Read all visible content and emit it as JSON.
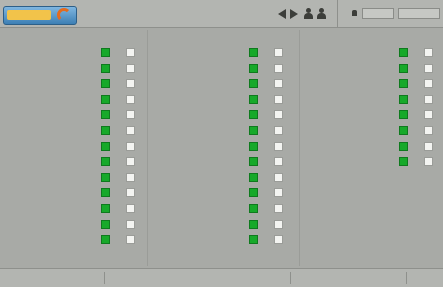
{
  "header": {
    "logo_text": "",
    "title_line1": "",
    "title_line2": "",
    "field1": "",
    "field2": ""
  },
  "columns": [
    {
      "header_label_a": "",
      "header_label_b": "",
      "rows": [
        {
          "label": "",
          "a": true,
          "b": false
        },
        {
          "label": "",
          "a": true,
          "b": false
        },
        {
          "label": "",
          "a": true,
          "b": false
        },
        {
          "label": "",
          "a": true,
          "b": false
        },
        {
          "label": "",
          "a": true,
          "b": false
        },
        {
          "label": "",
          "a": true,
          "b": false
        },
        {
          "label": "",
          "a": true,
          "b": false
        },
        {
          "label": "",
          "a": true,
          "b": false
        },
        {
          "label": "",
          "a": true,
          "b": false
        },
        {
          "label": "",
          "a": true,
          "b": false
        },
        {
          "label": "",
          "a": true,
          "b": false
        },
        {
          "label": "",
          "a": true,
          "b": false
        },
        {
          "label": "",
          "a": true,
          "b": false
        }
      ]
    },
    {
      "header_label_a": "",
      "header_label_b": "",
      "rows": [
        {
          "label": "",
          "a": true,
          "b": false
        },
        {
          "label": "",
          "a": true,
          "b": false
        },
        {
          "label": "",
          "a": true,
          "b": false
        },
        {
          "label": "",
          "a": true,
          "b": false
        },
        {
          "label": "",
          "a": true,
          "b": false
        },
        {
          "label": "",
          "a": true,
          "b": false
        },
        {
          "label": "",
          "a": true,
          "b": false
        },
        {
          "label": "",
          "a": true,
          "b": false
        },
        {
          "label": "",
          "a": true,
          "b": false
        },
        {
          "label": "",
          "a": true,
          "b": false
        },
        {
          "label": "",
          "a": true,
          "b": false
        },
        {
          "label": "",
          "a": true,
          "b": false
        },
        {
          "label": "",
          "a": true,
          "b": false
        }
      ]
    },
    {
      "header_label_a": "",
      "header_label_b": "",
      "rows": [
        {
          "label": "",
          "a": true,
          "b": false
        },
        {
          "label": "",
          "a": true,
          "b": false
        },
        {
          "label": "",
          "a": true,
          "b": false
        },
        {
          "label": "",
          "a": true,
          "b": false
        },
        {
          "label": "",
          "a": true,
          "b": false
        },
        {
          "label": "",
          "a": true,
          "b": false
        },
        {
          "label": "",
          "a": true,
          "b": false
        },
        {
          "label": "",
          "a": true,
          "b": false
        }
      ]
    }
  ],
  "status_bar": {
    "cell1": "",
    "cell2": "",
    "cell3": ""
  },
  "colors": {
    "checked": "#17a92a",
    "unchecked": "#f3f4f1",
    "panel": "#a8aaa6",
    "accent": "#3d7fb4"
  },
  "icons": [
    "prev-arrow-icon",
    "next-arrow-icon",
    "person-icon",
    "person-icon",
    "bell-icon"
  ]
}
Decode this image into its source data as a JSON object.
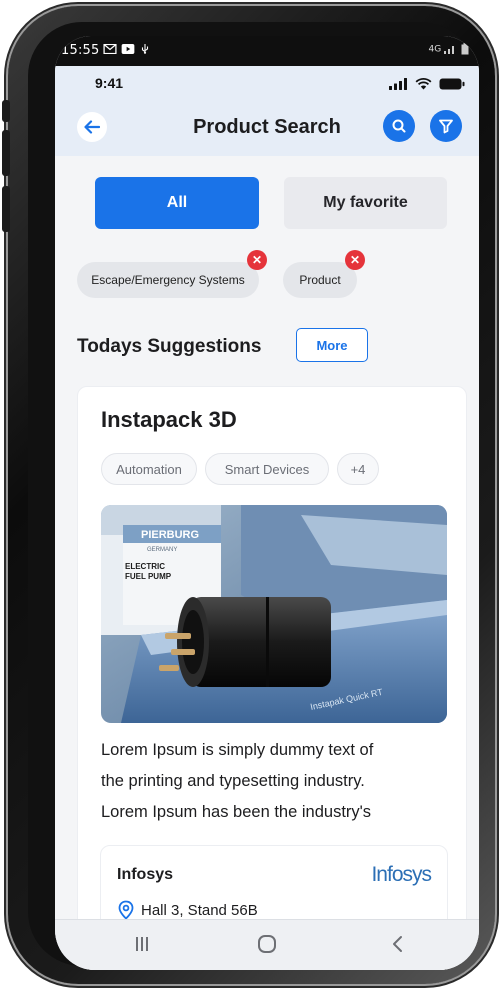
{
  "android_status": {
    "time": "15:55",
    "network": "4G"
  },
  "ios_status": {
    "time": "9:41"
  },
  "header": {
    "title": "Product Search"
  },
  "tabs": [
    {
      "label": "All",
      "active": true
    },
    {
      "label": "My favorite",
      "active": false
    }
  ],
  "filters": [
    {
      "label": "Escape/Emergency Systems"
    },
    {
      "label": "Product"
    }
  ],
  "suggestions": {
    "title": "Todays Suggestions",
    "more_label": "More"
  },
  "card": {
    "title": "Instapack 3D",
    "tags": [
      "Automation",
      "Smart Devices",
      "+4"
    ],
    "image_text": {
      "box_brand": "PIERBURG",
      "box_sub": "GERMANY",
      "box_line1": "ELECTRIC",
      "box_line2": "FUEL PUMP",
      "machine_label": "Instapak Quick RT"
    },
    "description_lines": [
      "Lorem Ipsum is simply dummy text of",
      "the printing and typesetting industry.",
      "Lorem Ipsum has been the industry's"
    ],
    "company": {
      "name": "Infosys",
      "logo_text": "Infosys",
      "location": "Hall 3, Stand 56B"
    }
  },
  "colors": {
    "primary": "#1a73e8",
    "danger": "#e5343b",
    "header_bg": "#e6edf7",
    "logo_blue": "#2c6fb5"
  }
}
★ ★ ★
Goal:
Copy the records above exactly, omitting every picture.

Complete output:
Read all visible content and emit it as JSON.
{
  "header": {
    "logo_text": "",
    "title_line1": "",
    "title_line2": "",
    "field1": "",
    "field2": ""
  },
  "columns": [
    {
      "header_label_a": "",
      "header_label_b": "",
      "rows": [
        {
          "label": "",
          "a": true,
          "b": false
        },
        {
          "label": "",
          "a": true,
          "b": false
        },
        {
          "label": "",
          "a": true,
          "b": false
        },
        {
          "label": "",
          "a": true,
          "b": false
        },
        {
          "label": "",
          "a": true,
          "b": false
        },
        {
          "label": "",
          "a": true,
          "b": false
        },
        {
          "label": "",
          "a": true,
          "b": false
        },
        {
          "label": "",
          "a": true,
          "b": false
        },
        {
          "label": "",
          "a": true,
          "b": false
        },
        {
          "label": "",
          "a": true,
          "b": false
        },
        {
          "label": "",
          "a": true,
          "b": false
        },
        {
          "label": "",
          "a": true,
          "b": false
        },
        {
          "label": "",
          "a": true,
          "b": false
        }
      ]
    },
    {
      "header_label_a": "",
      "header_label_b": "",
      "rows": [
        {
          "label": "",
          "a": true,
          "b": false
        },
        {
          "label": "",
          "a": true,
          "b": false
        },
        {
          "label": "",
          "a": true,
          "b": false
        },
        {
          "label": "",
          "a": true,
          "b": false
        },
        {
          "label": "",
          "a": true,
          "b": false
        },
        {
          "label": "",
          "a": true,
          "b": false
        },
        {
          "label": "",
          "a": true,
          "b": false
        },
        {
          "label": "",
          "a": true,
          "b": false
        },
        {
          "label": "",
          "a": true,
          "b": false
        },
        {
          "label": "",
          "a": true,
          "b": false
        },
        {
          "label": "",
          "a": true,
          "b": false
        },
        {
          "label": "",
          "a": true,
          "b": false
        },
        {
          "label": "",
          "a": true,
          "b": false
        }
      ]
    },
    {
      "header_label_a": "",
      "header_label_b": "",
      "rows": [
        {
          "label": "",
          "a": true,
          "b": false
        },
        {
          "label": "",
          "a": true,
          "b": false
        },
        {
          "label": "",
          "a": true,
          "b": false
        },
        {
          "label": "",
          "a": true,
          "b": false
        },
        {
          "label": "",
          "a": true,
          "b": false
        },
        {
          "label": "",
          "a": true,
          "b": false
        },
        {
          "label": "",
          "a": true,
          "b": false
        },
        {
          "label": "",
          "a": true,
          "b": false
        }
      ]
    }
  ],
  "status_bar": {
    "cell1": "",
    "cell2": "",
    "cell3": ""
  },
  "colors": {
    "checked": "#17a92a",
    "unchecked": "#f3f4f1",
    "panel": "#a8aaa6",
    "accent": "#3d7fb4"
  },
  "icons": [
    "prev-arrow-icon",
    "next-arrow-icon",
    "person-icon",
    "person-icon",
    "bell-icon"
  ]
}
Decode this image into its source data as a JSON object.
{
  "android_status": {
    "time": "15:55",
    "network": "4G"
  },
  "ios_status": {
    "time": "9:41"
  },
  "header": {
    "title": "Product Search"
  },
  "tabs": [
    {
      "label": "All",
      "active": true
    },
    {
      "label": "My favorite",
      "active": false
    }
  ],
  "filters": [
    {
      "label": "Escape/Emergency Systems"
    },
    {
      "label": "Product"
    }
  ],
  "suggestions": {
    "title": "Todays Suggestions",
    "more_label": "More"
  },
  "card": {
    "title": "Instapack 3D",
    "tags": [
      "Automation",
      "Smart Devices",
      "+4"
    ],
    "image_text": {
      "box_brand": "PIERBURG",
      "box_sub": "GERMANY",
      "box_line1": "ELECTRIC",
      "box_line2": "FUEL PUMP",
      "machine_label": "Instapak Quick RT"
    },
    "description_lines": [
      "Lorem Ipsum is simply dummy text of",
      "the printing and typesetting industry.",
      "Lorem Ipsum has been the industry's"
    ],
    "company": {
      "name": "Infosys",
      "logo_text": "Infosys",
      "location": "Hall 3, Stand 56B"
    }
  },
  "colors": {
    "primary": "#1a73e8",
    "danger": "#e5343b",
    "header_bg": "#e6edf7",
    "logo_blue": "#2c6fb5"
  }
}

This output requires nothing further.